Available data:
━━━━━━━━━━

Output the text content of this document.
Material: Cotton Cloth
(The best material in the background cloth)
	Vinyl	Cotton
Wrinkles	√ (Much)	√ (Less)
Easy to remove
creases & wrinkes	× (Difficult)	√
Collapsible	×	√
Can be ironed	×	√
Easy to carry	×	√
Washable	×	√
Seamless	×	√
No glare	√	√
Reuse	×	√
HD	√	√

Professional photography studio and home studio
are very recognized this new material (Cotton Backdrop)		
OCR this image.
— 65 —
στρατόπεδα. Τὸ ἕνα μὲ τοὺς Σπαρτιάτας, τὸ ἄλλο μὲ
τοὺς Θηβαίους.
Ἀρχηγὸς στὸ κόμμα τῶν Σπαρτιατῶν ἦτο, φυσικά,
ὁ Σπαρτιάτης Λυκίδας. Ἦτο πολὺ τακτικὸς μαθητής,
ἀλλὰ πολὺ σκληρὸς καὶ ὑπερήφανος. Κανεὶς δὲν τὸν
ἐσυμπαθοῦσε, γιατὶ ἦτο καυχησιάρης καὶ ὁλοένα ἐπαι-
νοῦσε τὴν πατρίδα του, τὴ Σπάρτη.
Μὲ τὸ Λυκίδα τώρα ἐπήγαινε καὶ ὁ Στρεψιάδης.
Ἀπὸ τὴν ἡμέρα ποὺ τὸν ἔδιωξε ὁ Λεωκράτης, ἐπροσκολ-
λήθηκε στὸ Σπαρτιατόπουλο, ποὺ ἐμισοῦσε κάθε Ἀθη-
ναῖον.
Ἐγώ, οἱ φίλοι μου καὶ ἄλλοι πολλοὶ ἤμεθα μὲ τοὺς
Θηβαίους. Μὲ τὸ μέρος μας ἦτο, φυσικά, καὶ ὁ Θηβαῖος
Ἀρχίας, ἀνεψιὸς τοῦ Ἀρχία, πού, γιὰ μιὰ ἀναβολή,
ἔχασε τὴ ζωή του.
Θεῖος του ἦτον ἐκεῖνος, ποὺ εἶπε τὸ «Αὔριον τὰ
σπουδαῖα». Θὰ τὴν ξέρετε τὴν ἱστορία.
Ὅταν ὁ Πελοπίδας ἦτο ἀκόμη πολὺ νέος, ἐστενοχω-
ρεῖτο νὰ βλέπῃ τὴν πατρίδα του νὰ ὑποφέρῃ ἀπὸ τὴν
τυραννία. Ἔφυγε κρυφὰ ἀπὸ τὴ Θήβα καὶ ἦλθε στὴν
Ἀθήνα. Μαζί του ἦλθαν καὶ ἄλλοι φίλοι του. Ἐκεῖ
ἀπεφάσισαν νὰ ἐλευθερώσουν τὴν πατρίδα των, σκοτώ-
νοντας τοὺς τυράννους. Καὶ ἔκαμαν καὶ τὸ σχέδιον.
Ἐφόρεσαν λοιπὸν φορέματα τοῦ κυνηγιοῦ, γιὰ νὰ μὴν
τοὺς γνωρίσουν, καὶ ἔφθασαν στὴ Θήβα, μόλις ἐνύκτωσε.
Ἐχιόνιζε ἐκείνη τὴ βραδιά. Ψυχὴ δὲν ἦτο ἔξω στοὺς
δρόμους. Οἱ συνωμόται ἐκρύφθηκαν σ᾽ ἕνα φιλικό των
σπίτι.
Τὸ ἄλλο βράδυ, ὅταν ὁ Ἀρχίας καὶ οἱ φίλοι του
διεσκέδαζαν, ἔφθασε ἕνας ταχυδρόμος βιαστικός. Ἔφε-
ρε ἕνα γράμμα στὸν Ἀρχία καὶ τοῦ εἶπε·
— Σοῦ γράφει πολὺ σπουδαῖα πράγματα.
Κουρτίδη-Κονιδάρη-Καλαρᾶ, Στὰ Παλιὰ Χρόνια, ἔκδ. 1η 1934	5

━━━━━━━━━━

Tell how many lines include "πολὺ". The number is the whole answer.

Exercise result: 4